# [Exercise aim]
Wherever the word "равно" appears in a line, extract that line.

# [Material supplied]
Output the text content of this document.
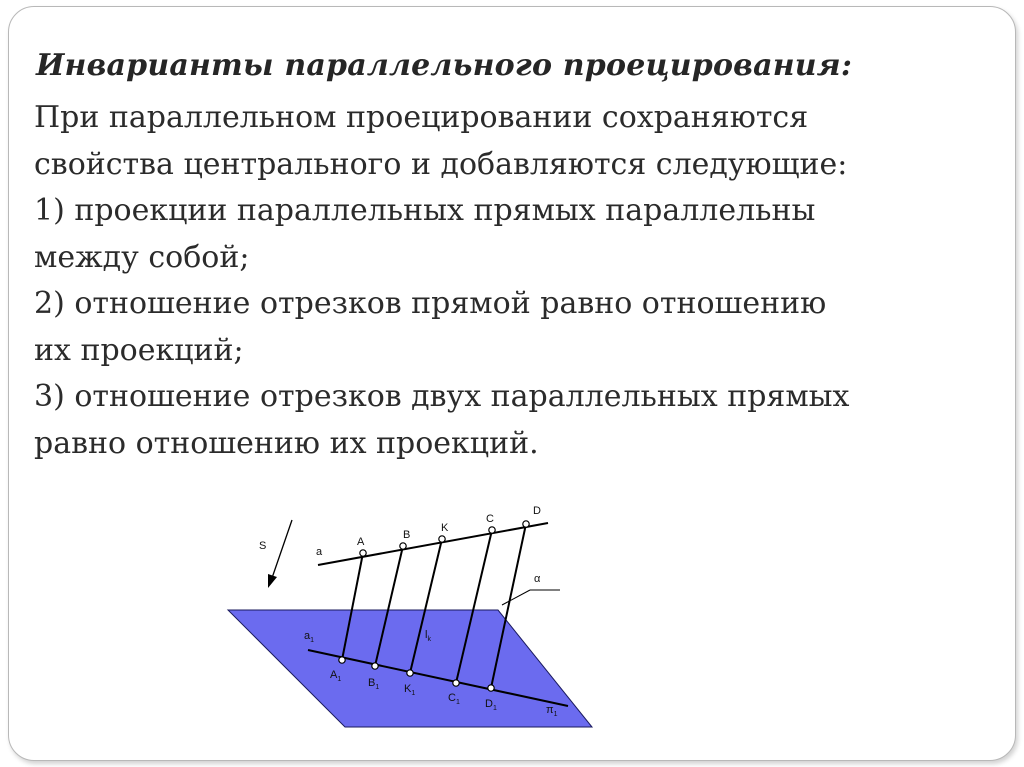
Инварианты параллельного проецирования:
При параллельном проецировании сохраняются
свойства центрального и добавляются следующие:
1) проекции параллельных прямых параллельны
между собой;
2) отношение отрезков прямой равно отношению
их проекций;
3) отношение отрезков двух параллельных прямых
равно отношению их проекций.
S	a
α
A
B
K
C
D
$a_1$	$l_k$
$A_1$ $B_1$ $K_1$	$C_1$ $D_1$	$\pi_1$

# [Response below]
2) отношение отрезков прямой равно отношению
равно отношению их проекций.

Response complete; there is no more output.